▶ [INSTRUCTIONS TO FOLLOW]: Work through the entries below and report how many lines include "التي". The number alone is the answer.

▶ [AVAILABLE DATA]:

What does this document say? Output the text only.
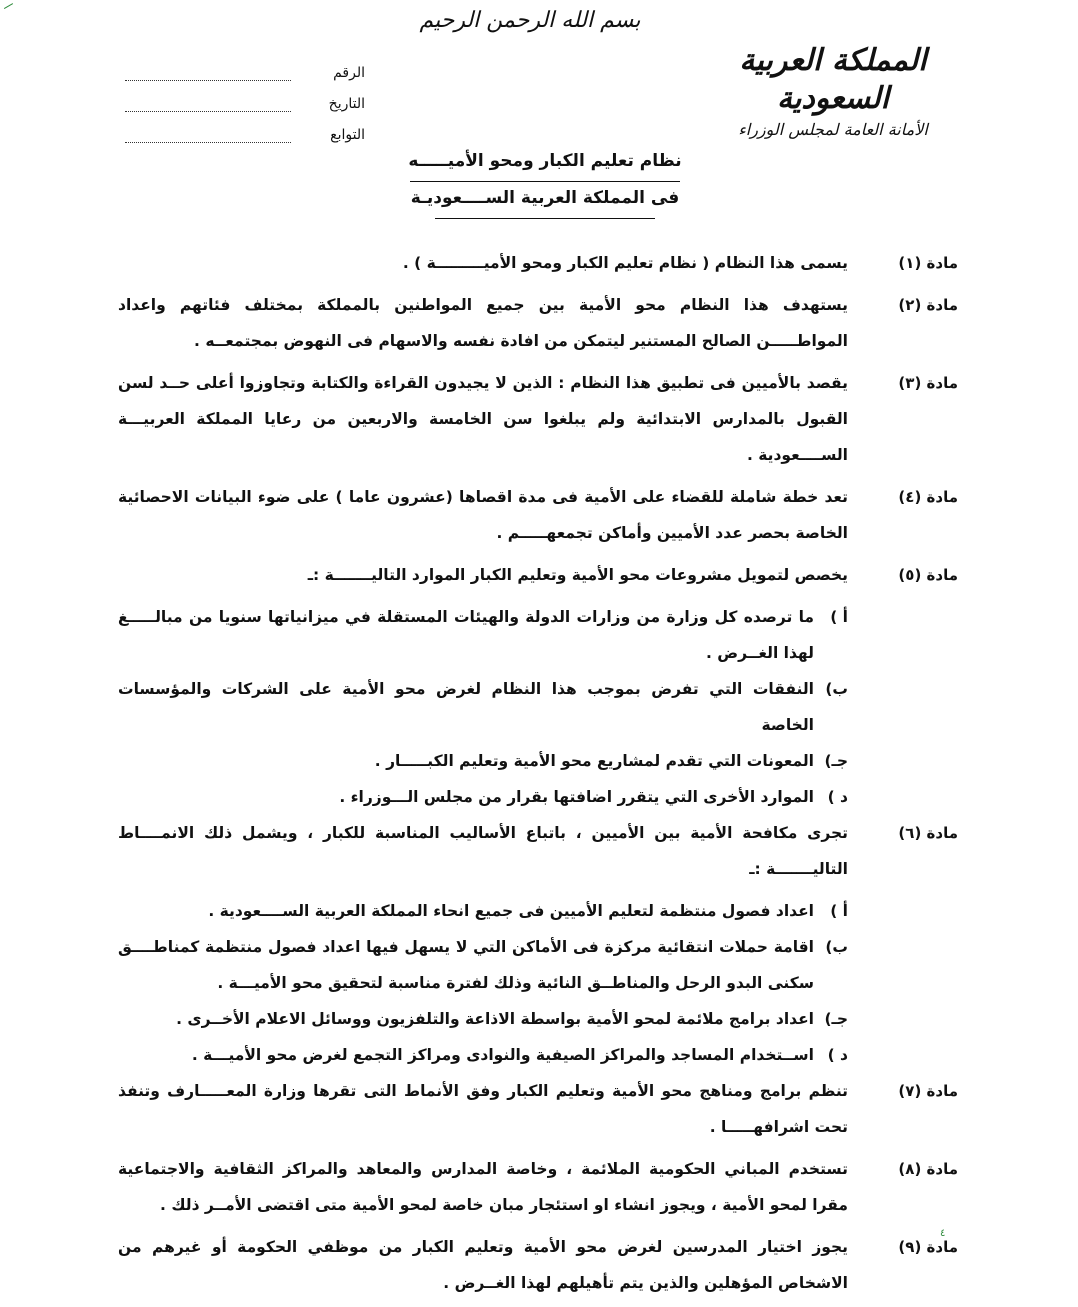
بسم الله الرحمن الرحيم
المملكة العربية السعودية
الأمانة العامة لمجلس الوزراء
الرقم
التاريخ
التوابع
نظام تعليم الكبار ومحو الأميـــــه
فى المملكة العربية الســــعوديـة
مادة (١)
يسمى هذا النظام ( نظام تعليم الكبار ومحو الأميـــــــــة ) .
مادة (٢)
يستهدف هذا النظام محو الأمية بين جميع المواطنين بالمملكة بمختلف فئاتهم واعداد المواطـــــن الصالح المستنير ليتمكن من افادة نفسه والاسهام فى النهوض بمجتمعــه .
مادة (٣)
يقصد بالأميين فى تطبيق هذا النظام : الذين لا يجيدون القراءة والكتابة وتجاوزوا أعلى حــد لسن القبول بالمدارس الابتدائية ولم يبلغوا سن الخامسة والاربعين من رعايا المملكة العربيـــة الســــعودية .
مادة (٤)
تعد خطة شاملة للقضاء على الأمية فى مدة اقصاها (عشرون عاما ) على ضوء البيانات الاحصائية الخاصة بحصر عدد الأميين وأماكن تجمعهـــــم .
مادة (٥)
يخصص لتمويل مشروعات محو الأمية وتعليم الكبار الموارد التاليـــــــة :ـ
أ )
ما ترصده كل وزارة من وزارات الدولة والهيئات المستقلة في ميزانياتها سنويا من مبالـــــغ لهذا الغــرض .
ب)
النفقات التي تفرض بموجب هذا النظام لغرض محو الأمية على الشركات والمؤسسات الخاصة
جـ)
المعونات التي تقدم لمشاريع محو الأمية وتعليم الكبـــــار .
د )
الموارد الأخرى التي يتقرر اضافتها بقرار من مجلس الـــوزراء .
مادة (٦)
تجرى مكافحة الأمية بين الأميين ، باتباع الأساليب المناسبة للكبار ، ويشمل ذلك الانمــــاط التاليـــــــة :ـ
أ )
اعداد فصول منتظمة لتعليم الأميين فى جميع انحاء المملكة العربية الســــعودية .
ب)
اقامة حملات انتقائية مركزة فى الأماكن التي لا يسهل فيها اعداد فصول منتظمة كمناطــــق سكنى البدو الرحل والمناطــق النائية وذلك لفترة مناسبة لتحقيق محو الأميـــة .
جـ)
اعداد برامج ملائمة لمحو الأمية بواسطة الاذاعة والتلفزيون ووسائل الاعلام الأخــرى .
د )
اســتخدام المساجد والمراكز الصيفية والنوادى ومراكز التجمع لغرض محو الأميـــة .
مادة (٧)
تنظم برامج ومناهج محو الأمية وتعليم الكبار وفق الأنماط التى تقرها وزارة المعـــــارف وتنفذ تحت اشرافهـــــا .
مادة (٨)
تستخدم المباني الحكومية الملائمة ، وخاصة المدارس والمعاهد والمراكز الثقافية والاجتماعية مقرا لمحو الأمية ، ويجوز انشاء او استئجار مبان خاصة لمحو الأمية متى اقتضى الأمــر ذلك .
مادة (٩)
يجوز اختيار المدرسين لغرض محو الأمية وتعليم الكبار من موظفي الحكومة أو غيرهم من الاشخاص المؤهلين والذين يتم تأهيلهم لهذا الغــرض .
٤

* * *

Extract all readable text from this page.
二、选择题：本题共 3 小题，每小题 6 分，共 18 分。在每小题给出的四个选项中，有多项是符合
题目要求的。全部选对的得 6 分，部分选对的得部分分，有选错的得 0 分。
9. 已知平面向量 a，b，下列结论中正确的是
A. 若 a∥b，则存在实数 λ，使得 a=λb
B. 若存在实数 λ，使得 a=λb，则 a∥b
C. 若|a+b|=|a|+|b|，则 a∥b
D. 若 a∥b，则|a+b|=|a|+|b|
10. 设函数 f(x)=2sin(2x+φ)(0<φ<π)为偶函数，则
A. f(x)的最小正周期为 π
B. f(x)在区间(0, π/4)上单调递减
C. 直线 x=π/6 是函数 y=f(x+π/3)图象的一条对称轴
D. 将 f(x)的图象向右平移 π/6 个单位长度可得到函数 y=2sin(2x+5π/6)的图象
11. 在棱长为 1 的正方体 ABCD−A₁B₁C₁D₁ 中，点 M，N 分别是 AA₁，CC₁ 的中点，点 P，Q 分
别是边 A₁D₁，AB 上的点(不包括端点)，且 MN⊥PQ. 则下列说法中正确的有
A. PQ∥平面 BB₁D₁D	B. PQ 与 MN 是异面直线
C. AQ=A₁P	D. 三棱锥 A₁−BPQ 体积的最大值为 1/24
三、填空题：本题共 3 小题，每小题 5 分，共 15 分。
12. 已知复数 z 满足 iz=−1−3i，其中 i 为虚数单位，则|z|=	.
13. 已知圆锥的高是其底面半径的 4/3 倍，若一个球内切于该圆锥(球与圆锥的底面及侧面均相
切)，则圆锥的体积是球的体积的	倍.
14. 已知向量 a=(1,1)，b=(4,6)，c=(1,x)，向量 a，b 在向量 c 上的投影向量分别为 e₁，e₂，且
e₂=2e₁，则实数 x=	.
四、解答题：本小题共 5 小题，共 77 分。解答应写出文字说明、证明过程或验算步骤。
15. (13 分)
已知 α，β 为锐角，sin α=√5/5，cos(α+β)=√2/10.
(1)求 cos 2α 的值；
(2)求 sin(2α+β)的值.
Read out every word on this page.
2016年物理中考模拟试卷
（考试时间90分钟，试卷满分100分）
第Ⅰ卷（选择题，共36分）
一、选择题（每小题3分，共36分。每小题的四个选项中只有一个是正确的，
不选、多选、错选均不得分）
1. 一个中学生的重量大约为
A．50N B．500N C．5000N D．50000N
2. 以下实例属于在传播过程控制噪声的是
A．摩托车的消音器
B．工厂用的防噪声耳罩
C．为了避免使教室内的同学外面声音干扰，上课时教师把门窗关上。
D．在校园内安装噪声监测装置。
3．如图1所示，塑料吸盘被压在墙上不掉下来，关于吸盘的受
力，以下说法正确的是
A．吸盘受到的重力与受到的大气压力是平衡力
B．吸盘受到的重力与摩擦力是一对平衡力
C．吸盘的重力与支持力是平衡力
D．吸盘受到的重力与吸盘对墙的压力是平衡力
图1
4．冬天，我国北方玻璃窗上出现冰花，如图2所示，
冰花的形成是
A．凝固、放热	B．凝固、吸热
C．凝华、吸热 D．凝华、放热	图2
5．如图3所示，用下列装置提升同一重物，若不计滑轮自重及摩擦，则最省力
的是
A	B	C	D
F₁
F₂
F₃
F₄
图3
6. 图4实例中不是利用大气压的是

==

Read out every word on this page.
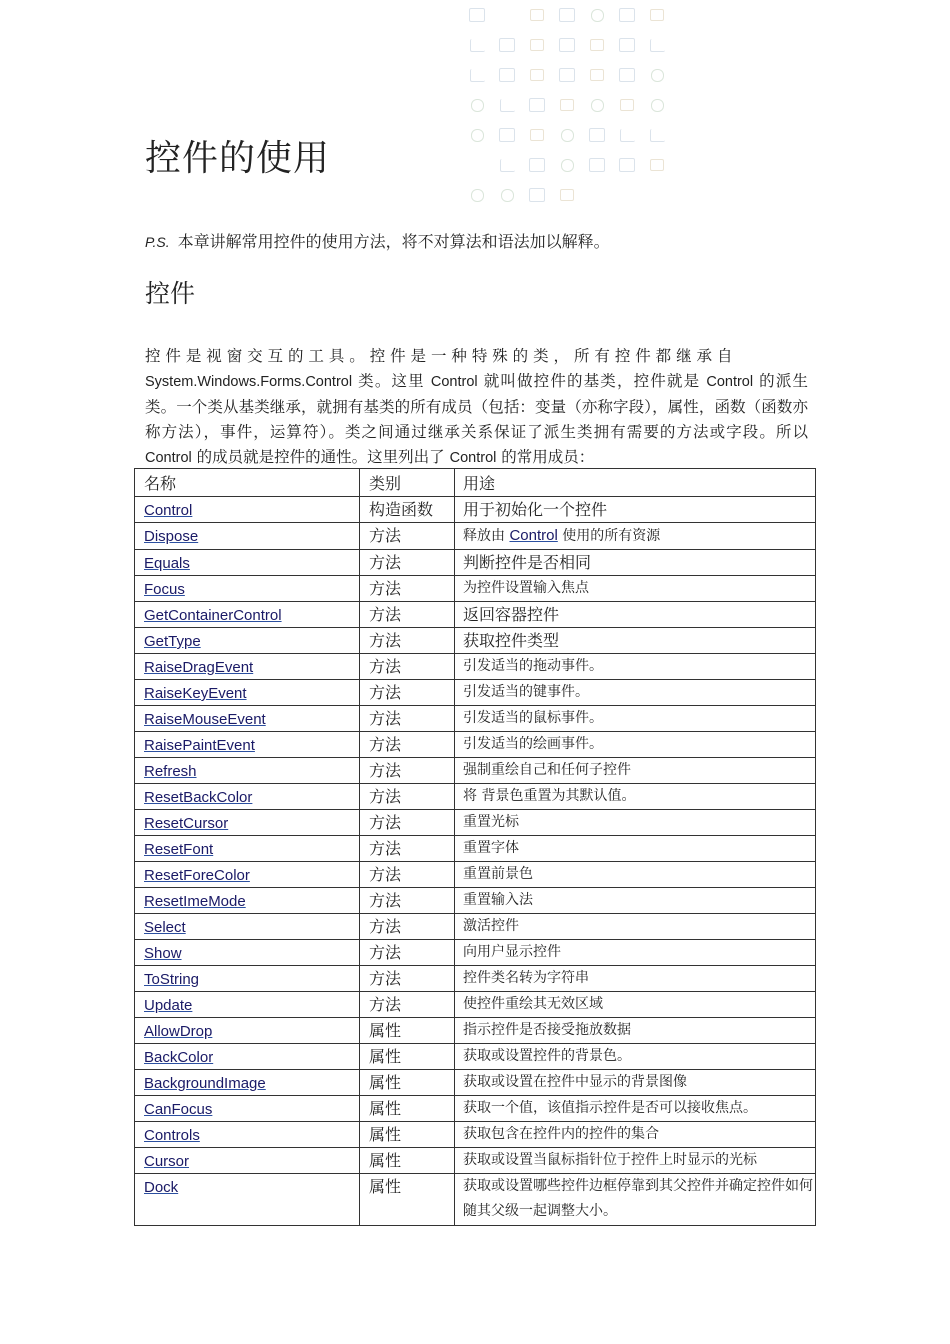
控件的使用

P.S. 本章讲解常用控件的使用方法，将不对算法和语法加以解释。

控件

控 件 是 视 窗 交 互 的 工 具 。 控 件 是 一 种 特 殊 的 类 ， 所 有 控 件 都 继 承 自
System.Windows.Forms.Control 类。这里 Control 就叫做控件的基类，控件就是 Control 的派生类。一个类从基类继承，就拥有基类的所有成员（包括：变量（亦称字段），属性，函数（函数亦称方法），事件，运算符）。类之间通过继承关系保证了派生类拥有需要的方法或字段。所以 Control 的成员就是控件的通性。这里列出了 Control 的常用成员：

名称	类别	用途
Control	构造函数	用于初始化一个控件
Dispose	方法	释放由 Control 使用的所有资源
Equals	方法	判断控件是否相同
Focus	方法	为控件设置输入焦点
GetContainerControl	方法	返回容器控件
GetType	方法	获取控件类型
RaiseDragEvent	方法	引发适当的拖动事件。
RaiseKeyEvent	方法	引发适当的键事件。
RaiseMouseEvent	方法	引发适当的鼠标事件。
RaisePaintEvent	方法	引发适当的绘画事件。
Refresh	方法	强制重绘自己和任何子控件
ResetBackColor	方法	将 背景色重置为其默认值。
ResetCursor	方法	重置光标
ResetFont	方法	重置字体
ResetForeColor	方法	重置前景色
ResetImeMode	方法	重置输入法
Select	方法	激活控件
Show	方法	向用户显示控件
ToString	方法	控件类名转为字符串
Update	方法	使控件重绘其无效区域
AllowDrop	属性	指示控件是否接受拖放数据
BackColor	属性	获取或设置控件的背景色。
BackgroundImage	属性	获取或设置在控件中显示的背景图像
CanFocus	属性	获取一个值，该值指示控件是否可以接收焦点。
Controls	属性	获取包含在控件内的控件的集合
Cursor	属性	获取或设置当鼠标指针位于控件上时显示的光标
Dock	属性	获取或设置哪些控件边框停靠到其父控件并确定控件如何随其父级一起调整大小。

▶ [THE RESPONSE]: 4